** BEGIN **

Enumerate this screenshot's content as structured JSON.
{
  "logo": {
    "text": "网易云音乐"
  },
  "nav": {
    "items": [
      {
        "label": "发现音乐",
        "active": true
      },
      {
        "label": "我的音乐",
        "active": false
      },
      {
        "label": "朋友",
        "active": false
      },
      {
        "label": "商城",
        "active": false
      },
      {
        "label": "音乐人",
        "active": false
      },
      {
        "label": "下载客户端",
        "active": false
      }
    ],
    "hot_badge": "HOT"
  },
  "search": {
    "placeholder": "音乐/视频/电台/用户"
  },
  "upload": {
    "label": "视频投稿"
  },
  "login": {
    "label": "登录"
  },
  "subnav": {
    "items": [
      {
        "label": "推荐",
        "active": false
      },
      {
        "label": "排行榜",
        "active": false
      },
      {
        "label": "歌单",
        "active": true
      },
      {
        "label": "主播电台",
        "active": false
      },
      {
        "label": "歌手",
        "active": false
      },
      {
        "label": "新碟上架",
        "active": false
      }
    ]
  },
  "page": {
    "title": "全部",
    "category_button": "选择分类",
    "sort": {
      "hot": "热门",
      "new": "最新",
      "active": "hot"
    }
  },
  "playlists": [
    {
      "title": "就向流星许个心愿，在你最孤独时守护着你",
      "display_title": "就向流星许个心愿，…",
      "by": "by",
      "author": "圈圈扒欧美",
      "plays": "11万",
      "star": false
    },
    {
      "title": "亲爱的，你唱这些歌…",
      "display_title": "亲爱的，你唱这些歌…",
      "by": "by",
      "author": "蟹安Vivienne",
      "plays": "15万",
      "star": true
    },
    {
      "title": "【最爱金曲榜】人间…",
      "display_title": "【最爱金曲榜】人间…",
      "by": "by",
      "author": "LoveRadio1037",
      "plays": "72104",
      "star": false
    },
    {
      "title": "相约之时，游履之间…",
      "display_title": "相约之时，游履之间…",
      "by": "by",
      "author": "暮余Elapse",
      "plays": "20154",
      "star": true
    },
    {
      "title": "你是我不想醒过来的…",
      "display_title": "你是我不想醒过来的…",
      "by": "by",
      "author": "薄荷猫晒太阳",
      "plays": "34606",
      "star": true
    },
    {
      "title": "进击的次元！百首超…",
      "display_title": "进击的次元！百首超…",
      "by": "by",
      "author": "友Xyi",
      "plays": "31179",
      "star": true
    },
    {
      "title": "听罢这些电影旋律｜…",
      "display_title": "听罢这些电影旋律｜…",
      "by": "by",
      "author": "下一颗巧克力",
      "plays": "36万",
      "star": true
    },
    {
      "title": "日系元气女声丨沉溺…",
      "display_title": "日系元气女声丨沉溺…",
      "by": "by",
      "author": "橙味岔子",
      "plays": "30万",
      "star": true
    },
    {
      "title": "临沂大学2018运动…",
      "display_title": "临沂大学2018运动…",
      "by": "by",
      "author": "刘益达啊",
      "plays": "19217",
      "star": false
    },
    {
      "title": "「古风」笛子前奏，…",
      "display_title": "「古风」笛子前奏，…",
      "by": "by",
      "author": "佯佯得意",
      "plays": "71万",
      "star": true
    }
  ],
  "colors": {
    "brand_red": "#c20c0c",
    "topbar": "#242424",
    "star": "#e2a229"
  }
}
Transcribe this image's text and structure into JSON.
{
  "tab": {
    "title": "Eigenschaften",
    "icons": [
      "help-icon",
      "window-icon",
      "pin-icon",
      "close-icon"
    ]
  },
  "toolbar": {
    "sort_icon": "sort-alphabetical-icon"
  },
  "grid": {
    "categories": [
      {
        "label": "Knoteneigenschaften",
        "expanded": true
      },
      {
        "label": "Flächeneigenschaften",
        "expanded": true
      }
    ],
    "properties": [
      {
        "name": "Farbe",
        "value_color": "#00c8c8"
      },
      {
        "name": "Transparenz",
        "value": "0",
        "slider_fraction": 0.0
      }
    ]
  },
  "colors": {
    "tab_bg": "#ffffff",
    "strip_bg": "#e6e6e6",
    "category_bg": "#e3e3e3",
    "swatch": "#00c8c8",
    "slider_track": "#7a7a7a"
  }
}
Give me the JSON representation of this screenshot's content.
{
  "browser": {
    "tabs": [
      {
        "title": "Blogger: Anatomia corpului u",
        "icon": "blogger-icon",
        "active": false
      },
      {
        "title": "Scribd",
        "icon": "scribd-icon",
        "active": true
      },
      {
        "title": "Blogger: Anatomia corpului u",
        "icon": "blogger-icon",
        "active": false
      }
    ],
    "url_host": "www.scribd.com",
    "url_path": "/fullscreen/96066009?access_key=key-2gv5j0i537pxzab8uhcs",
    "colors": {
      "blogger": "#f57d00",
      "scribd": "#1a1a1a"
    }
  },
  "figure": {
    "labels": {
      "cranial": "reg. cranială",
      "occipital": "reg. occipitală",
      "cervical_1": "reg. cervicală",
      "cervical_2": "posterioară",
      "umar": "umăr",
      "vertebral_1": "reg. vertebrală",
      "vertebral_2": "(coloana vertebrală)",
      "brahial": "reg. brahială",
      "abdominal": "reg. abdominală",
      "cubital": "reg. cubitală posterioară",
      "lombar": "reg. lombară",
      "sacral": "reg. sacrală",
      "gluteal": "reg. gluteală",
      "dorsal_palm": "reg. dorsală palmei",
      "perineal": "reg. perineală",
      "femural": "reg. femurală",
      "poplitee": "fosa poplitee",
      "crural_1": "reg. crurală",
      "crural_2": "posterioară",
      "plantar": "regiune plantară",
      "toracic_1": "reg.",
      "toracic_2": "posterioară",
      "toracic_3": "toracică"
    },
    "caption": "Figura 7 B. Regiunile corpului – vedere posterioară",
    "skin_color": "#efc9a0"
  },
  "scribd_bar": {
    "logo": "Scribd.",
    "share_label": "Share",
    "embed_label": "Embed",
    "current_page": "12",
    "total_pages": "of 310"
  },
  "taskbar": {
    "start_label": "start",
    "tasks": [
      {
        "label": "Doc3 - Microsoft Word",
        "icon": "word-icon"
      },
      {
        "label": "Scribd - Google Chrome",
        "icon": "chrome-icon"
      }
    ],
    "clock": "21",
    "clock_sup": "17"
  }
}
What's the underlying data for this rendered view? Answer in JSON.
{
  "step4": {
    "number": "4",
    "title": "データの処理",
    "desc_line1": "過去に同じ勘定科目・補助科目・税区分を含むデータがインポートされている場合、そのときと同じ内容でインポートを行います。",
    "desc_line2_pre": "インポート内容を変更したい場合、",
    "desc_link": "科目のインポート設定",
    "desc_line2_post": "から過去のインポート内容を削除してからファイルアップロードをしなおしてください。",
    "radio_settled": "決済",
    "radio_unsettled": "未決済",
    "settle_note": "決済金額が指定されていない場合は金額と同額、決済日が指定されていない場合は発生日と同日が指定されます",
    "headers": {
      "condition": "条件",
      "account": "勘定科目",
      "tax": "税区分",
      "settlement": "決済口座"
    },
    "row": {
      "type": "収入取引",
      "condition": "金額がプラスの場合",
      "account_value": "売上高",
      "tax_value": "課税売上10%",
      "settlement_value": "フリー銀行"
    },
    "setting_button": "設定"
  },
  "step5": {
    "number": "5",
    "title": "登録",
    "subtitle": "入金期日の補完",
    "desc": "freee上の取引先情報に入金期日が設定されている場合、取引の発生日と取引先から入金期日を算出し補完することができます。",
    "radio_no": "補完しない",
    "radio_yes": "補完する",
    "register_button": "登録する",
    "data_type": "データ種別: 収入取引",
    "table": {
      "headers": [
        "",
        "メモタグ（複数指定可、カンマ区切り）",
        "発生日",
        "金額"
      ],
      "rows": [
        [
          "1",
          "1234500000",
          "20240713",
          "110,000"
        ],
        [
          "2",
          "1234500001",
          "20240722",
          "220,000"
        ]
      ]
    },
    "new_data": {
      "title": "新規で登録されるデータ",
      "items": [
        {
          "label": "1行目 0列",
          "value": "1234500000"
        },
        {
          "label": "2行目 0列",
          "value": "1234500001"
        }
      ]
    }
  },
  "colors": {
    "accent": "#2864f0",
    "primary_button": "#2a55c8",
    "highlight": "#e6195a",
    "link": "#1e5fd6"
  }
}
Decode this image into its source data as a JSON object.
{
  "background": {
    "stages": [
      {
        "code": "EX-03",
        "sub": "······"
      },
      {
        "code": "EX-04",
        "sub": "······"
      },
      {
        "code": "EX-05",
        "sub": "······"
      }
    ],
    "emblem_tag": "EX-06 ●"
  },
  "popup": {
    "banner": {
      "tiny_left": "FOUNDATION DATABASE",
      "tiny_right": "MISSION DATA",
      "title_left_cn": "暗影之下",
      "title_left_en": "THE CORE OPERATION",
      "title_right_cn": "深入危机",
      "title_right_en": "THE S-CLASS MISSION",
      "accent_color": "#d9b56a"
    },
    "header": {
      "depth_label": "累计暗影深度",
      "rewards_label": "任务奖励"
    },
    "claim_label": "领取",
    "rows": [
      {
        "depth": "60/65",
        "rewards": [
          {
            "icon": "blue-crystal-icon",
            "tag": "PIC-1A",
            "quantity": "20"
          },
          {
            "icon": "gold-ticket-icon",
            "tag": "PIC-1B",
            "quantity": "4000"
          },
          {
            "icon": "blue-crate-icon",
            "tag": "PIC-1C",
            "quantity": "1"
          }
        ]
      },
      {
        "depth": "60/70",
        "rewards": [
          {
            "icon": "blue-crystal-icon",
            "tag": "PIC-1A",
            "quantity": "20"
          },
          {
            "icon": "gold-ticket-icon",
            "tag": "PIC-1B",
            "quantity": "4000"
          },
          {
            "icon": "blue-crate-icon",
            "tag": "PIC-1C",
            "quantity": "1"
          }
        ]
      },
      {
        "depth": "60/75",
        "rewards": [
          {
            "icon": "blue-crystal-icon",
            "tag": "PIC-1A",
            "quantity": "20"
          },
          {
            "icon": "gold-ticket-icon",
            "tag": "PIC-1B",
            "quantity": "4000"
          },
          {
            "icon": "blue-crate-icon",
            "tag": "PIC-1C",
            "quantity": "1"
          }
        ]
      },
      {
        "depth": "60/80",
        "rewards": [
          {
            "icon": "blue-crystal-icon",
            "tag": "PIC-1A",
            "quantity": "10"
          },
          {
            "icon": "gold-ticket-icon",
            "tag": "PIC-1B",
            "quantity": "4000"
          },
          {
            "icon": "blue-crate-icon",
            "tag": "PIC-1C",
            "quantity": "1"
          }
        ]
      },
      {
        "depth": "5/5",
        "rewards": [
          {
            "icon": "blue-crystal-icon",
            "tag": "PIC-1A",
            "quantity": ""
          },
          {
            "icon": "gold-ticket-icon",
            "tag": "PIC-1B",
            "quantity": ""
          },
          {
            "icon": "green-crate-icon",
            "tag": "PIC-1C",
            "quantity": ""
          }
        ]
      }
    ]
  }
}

** END **

What is required →
Gather each line from the listing above that holds "游履之间".

Answer to this exercise →
      "title": "相约之时，游履之间…",
      "display_title": "相约之时，游履之间…",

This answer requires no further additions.